[Saved entries]
>>>>>

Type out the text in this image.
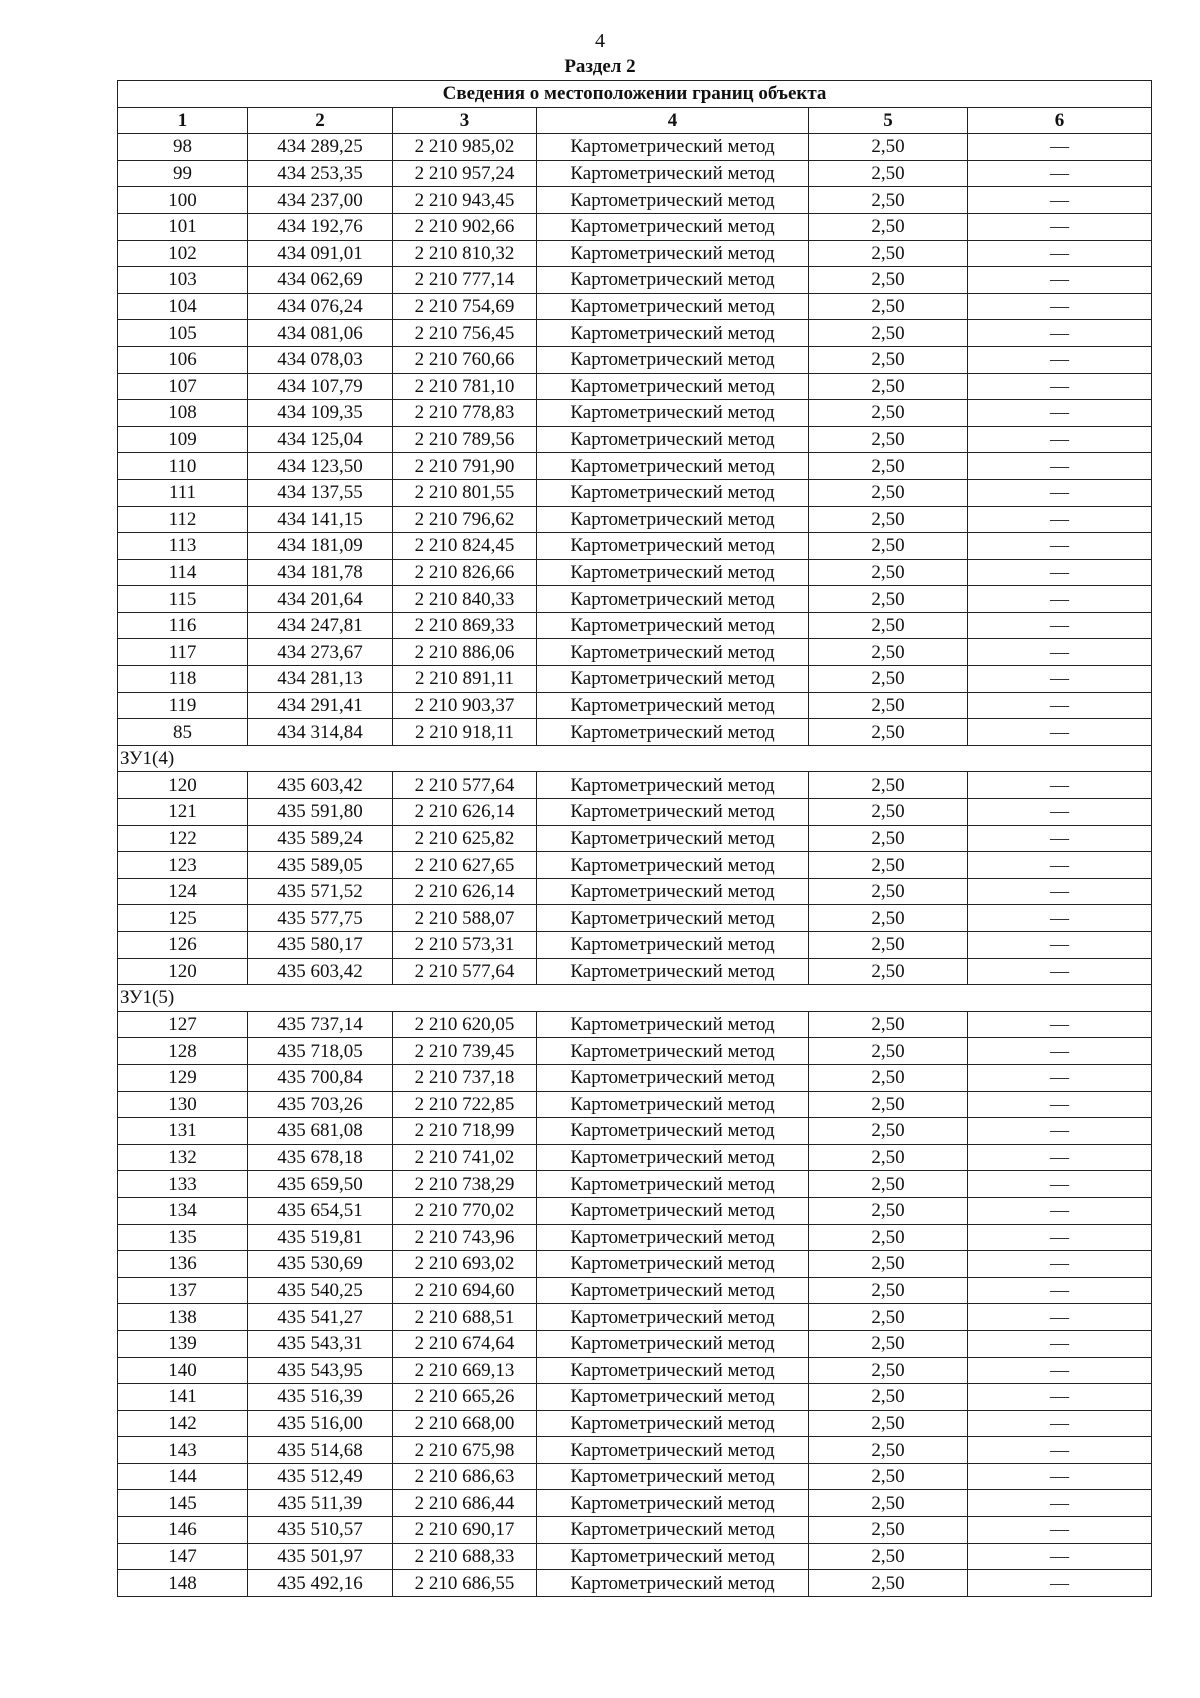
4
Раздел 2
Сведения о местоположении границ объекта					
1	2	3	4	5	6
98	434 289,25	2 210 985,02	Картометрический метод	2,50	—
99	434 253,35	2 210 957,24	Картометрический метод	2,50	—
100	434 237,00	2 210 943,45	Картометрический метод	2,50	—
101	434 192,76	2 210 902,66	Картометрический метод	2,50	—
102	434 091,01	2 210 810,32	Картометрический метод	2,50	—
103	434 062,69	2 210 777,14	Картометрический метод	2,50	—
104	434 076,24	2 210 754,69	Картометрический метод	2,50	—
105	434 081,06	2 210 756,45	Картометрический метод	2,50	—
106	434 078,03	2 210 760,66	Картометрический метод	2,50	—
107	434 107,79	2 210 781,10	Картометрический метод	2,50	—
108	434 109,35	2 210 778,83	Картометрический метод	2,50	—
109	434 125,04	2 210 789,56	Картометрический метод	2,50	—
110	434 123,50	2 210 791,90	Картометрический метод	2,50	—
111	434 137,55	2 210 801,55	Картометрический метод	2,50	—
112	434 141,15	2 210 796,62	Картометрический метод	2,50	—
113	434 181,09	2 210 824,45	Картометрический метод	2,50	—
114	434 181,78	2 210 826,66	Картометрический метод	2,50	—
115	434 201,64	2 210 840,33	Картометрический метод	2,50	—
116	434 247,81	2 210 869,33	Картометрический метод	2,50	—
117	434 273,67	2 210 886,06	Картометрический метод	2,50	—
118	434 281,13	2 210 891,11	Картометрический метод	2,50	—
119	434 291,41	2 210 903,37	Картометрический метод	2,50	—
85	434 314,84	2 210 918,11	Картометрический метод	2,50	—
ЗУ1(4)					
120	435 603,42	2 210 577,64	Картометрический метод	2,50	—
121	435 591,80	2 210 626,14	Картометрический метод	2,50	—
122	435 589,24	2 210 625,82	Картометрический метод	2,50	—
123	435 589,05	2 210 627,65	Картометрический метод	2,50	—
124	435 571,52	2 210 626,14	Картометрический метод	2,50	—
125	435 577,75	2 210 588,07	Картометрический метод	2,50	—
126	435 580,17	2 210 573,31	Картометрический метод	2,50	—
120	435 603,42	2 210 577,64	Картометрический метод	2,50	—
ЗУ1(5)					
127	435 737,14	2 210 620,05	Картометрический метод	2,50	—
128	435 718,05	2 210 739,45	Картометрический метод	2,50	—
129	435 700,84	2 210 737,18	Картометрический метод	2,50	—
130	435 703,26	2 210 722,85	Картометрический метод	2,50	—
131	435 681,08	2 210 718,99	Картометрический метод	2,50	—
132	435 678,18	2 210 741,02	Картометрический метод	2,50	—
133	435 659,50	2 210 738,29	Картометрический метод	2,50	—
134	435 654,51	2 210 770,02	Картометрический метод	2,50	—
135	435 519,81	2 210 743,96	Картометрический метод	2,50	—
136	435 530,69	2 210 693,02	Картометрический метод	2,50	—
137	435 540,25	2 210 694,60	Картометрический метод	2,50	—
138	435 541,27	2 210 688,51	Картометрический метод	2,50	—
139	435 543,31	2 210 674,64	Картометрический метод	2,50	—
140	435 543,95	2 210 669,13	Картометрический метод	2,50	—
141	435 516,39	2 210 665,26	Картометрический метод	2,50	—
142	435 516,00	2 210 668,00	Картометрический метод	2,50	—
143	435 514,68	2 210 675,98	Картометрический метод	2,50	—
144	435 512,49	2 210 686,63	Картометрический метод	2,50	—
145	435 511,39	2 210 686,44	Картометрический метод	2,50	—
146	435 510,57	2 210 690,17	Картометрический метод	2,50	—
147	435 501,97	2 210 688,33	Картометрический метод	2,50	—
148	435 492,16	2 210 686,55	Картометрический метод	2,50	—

<<<<<

▸ Short exercise
Return the listing above unchanged, apart from dropping its pictures.

▸ Written solution
Type out the text in this image.
4
Раздел 2
Сведения о местоположении границ объекта					
1	2	3	4	5	6
98	434 289,25	2 210 985,02	Картометрический метод	2,50	—
99	434 253,35	2 210 957,24	Картометрический метод	2,50	—
100	434 237,00	2 210 943,45	Картометрический метод	2,50	—
101	434 192,76	2 210 902,66	Картометрический метод	2,50	—
102	434 091,01	2 210 810,32	Картометрический метод	2,50	—
103	434 062,69	2 210 777,14	Картометрический метод	2,50	—
104	434 076,24	2 210 754,69	Картометрический метод	2,50	—
105	434 081,06	2 210 756,45	Картометрический метод	2,50	—
106	434 078,03	2 210 760,66	Картометрический метод	2,50	—
107	434 107,79	2 210 781,10	Картометрический метод	2,50	—
108	434 109,35	2 210 778,83	Картометрический метод	2,50	—
109	434 125,04	2 210 789,56	Картометрический метод	2,50	—
110	434 123,50	2 210 791,90	Картометрический метод	2,50	—
111	434 137,55	2 210 801,55	Картометрический метод	2,50	—
112	434 141,15	2 210 796,62	Картометрический метод	2,50	—
113	434 181,09	2 210 824,45	Картометрический метод	2,50	—
114	434 181,78	2 210 826,66	Картометрический метод	2,50	—
115	434 201,64	2 210 840,33	Картометрический метод	2,50	—
116	434 247,81	2 210 869,33	Картометрический метод	2,50	—
117	434 273,67	2 210 886,06	Картометрический метод	2,50	—
118	434 281,13	2 210 891,11	Картометрический метод	2,50	—
119	434 291,41	2 210 903,37	Картометрический метод	2,50	—
85	434 314,84	2 210 918,11	Картометрический метод	2,50	—
ЗУ1(4)					
120	435 603,42	2 210 577,64	Картометрический метод	2,50	—
121	435 591,80	2 210 626,14	Картометрический метод	2,50	—
122	435 589,24	2 210 625,82	Картометрический метод	2,50	—
123	435 589,05	2 210 627,65	Картометрический метод	2,50	—
124	435 571,52	2 210 626,14	Картометрический метод	2,50	—
125	435 577,75	2 210 588,07	Картометрический метод	2,50	—
126	435 580,17	2 210 573,31	Картометрический метод	2,50	—
120	435 603,42	2 210 577,64	Картометрический метод	2,50	—
ЗУ1(5)					
127	435 737,14	2 210 620,05	Картометрический метод	2,50	—
128	435 718,05	2 210 739,45	Картометрический метод	2,50	—
129	435 700,84	2 210 737,18	Картометрический метод	2,50	—
130	435 703,26	2 210 722,85	Картометрический метод	2,50	—
131	435 681,08	2 210 718,99	Картометрический метод	2,50	—
132	435 678,18	2 210 741,02	Картометрический метод	2,50	—
133	435 659,50	2 210 738,29	Картометрический метод	2,50	—
134	435 654,51	2 210 770,02	Картометрический метод	2,50	—
135	435 519,81	2 210 743,96	Картометрический метод	2,50	—
136	435 530,69	2 210 693,02	Картометрический метод	2,50	—
137	435 540,25	2 210 694,60	Картометрический метод	2,50	—
138	435 541,27	2 210 688,51	Картометрический метод	2,50	—
139	435 543,31	2 210 674,64	Картометрический метод	2,50	—
140	435 543,95	2 210 669,13	Картометрический метод	2,50	—
141	435 516,39	2 210 665,26	Картометрический метод	2,50	—
142	435 516,00	2 210 668,00	Картометрический метод	2,50	—
143	435 514,68	2 210 675,98	Картометрический метод	2,50	—
144	435 512,49	2 210 686,63	Картометрический метод	2,50	—
145	435 511,39	2 210 686,44	Картометрический метод	2,50	—
146	435 510,57	2 210 690,17	Картометрический метод	2,50	—
147	435 501,97	2 210 688,33	Картометрический метод	2,50	—
148	435 492,16	2 210 686,55	Картометрический метод	2,50	—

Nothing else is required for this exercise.